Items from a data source
--------------------------------

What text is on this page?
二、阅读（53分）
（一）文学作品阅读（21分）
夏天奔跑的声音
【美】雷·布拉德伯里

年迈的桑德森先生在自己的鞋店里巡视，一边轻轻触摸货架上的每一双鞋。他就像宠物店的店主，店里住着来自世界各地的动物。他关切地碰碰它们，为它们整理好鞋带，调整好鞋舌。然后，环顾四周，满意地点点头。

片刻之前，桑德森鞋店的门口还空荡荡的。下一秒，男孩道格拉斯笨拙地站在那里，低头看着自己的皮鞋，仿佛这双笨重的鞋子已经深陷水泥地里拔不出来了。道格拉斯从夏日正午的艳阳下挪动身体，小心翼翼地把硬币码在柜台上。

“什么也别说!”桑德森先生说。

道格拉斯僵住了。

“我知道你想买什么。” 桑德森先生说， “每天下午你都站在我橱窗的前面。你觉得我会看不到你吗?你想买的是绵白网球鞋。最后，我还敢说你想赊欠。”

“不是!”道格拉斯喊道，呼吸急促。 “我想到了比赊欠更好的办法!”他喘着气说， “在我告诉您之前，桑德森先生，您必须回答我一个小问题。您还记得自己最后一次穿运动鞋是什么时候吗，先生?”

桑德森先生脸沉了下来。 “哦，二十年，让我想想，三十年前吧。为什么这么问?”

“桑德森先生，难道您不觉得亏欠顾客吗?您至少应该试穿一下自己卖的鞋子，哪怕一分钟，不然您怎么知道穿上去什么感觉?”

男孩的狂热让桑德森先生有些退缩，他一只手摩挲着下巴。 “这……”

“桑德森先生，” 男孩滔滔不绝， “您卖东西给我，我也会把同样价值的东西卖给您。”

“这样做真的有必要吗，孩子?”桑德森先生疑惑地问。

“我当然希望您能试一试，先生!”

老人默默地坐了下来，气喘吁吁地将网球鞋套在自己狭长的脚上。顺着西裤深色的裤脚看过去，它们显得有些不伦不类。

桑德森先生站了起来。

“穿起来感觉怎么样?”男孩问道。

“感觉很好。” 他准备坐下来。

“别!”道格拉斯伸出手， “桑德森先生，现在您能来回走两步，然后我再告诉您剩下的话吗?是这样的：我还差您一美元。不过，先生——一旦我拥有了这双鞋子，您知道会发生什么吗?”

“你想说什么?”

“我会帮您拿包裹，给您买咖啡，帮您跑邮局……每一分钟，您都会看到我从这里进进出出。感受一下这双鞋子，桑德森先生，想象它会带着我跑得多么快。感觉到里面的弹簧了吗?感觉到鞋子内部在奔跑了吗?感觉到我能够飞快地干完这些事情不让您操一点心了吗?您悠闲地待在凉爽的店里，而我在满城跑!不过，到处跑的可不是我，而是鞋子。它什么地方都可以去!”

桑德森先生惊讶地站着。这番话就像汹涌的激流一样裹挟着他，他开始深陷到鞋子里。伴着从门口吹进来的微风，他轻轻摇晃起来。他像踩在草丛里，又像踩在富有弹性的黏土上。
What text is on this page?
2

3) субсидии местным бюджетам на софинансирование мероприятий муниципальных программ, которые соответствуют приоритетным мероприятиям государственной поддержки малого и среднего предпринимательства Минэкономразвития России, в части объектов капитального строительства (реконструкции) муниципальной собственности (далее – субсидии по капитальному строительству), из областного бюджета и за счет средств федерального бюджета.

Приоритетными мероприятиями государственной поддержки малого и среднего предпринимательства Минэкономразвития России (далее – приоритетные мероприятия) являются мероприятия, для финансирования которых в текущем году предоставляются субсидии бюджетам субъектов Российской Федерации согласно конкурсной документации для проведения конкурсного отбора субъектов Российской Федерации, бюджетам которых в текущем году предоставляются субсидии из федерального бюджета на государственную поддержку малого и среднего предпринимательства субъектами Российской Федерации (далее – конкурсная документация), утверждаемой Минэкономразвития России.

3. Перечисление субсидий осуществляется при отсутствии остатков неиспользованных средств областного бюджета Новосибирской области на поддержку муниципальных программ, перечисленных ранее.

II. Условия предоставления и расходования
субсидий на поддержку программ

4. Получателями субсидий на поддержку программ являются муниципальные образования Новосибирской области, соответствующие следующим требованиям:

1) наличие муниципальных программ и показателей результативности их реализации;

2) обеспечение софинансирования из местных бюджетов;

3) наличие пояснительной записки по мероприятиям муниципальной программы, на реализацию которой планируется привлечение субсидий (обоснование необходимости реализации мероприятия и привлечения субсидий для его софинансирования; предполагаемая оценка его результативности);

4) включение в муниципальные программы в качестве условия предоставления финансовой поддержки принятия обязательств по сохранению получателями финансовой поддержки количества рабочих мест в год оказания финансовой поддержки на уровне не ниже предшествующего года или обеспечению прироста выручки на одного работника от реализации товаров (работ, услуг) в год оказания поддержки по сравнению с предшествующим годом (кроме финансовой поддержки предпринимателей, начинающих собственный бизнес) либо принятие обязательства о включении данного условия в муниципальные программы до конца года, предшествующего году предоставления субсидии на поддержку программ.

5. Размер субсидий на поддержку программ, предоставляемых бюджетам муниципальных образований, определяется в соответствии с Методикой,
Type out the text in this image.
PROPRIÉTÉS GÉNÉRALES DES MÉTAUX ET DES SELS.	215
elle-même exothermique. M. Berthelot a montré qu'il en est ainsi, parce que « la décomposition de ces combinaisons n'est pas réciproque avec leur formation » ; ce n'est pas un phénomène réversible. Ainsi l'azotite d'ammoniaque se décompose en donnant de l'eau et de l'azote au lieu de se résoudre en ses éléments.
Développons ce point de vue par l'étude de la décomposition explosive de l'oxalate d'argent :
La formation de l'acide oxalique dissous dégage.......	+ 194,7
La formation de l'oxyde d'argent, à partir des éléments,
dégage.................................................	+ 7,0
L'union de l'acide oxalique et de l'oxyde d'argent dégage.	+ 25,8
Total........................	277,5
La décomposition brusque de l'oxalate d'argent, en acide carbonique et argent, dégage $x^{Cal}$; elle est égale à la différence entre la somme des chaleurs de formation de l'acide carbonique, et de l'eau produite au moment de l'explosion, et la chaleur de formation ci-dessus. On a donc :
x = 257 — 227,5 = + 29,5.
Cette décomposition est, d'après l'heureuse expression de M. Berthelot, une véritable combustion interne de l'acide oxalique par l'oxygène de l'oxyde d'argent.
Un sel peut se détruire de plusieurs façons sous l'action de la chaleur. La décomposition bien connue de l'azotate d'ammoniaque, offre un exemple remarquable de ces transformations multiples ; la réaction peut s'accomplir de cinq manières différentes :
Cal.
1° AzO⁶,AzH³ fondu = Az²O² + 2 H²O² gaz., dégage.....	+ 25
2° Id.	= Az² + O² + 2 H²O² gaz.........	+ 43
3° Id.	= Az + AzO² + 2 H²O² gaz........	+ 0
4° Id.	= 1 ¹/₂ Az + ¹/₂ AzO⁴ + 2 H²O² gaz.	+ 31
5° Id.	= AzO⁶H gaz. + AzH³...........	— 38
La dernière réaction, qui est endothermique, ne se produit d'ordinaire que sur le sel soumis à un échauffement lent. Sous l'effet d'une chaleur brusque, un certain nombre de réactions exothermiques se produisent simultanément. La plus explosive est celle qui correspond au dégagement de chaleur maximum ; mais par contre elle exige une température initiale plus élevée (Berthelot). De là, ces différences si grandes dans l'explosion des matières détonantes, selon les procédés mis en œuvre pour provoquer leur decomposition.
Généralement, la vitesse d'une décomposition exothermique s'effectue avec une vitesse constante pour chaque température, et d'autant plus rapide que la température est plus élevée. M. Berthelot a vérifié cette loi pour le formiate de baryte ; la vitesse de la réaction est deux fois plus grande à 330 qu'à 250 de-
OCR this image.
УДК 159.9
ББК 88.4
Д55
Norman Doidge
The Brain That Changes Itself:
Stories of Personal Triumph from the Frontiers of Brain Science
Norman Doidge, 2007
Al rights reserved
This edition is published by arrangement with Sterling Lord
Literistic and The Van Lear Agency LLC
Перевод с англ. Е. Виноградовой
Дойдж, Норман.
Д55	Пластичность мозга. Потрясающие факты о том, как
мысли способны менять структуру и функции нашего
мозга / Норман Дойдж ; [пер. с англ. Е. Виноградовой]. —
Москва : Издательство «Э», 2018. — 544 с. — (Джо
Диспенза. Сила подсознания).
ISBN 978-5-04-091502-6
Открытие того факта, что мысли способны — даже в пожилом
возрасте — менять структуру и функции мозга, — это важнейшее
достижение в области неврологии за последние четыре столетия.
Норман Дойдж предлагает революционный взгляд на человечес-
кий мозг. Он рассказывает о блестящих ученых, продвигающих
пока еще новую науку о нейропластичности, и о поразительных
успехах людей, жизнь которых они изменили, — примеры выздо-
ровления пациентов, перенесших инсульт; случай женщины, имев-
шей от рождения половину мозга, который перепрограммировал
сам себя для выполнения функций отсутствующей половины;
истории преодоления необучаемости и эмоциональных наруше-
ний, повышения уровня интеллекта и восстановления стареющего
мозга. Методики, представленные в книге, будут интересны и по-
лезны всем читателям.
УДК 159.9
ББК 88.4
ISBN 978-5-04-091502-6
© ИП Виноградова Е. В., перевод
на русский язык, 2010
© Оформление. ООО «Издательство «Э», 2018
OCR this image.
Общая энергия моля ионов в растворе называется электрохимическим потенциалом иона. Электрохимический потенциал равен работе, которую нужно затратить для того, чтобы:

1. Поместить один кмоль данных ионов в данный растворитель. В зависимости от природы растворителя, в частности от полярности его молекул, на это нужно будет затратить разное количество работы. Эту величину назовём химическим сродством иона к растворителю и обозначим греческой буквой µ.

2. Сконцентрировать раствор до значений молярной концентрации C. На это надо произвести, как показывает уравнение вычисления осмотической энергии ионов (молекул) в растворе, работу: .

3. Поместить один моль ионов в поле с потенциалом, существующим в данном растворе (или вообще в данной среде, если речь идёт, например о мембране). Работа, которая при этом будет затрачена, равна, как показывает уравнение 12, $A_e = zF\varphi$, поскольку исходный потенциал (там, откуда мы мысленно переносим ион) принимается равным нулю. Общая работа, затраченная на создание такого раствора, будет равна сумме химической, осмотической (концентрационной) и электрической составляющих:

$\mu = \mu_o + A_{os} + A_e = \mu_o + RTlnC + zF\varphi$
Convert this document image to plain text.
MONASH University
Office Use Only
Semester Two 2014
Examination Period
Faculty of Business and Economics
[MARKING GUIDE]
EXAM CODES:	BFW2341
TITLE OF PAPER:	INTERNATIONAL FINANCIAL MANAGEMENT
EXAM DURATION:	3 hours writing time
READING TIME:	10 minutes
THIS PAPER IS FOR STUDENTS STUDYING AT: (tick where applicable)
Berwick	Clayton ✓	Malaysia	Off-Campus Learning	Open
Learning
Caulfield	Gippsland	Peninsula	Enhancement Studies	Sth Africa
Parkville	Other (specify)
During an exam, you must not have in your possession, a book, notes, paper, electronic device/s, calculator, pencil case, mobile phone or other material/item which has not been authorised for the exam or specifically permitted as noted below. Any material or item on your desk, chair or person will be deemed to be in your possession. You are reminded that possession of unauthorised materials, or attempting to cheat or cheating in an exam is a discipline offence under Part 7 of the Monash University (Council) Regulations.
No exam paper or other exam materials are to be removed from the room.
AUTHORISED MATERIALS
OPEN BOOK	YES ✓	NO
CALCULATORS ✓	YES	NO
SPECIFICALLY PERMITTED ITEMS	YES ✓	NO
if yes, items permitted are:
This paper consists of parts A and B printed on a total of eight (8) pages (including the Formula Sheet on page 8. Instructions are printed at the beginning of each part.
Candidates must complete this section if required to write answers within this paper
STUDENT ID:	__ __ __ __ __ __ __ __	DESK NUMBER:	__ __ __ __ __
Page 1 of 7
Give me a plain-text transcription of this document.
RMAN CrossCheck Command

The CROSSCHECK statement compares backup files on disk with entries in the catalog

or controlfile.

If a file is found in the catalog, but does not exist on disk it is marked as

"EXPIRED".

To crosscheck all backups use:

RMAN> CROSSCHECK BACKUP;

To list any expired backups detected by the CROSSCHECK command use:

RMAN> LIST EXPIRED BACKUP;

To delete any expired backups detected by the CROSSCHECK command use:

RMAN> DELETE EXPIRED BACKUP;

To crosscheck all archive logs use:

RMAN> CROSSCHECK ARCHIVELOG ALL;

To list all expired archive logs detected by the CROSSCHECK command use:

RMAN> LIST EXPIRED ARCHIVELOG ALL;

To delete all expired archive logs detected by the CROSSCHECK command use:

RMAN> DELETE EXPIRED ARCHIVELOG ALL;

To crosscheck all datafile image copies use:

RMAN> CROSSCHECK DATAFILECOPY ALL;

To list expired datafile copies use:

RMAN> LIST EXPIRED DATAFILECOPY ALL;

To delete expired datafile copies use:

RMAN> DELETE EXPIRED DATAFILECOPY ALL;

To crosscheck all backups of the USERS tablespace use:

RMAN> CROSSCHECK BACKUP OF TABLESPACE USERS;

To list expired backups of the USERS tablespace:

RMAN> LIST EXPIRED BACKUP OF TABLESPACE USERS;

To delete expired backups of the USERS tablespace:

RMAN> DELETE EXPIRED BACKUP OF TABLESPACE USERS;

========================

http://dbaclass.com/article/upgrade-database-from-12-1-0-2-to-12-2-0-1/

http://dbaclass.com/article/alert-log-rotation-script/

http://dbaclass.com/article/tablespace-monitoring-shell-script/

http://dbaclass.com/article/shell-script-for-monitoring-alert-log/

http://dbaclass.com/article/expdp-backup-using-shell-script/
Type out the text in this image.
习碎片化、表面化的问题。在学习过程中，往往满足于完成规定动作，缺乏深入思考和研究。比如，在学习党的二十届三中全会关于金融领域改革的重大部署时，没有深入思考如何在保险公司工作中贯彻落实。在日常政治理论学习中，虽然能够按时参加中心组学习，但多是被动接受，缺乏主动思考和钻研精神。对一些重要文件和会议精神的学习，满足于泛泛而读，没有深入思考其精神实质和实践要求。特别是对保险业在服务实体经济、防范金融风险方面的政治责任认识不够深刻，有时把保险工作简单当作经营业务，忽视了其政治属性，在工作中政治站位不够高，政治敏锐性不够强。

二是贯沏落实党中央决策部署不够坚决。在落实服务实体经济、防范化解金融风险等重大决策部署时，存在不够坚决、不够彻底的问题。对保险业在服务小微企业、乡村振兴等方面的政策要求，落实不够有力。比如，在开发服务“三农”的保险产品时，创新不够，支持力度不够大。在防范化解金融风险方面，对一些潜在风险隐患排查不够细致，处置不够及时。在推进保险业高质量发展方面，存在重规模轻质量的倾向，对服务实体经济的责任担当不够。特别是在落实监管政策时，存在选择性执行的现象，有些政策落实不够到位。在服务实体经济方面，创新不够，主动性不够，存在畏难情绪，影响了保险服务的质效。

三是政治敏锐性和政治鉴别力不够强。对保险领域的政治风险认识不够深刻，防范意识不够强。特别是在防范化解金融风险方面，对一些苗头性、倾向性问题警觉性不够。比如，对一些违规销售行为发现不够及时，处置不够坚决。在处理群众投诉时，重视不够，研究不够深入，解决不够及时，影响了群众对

--------------------------------

TASK BRIEF: Which lines in the records above contain the string "USERS"? Copy each one.

CORRECT RESULT:
To crosscheck all backups of the USERS tablespace use:
RMAN> CROSSCHECK BACKUP OF TABLESPACE USERS;
To list expired backups of the USERS tablespace:
RMAN> LIST EXPIRED BACKUP OF TABLESPACE USERS;
To delete expired backups of the USERS tablespace:
RMAN> DELETE EXPIRED BACKUP OF TABLESPACE USERS;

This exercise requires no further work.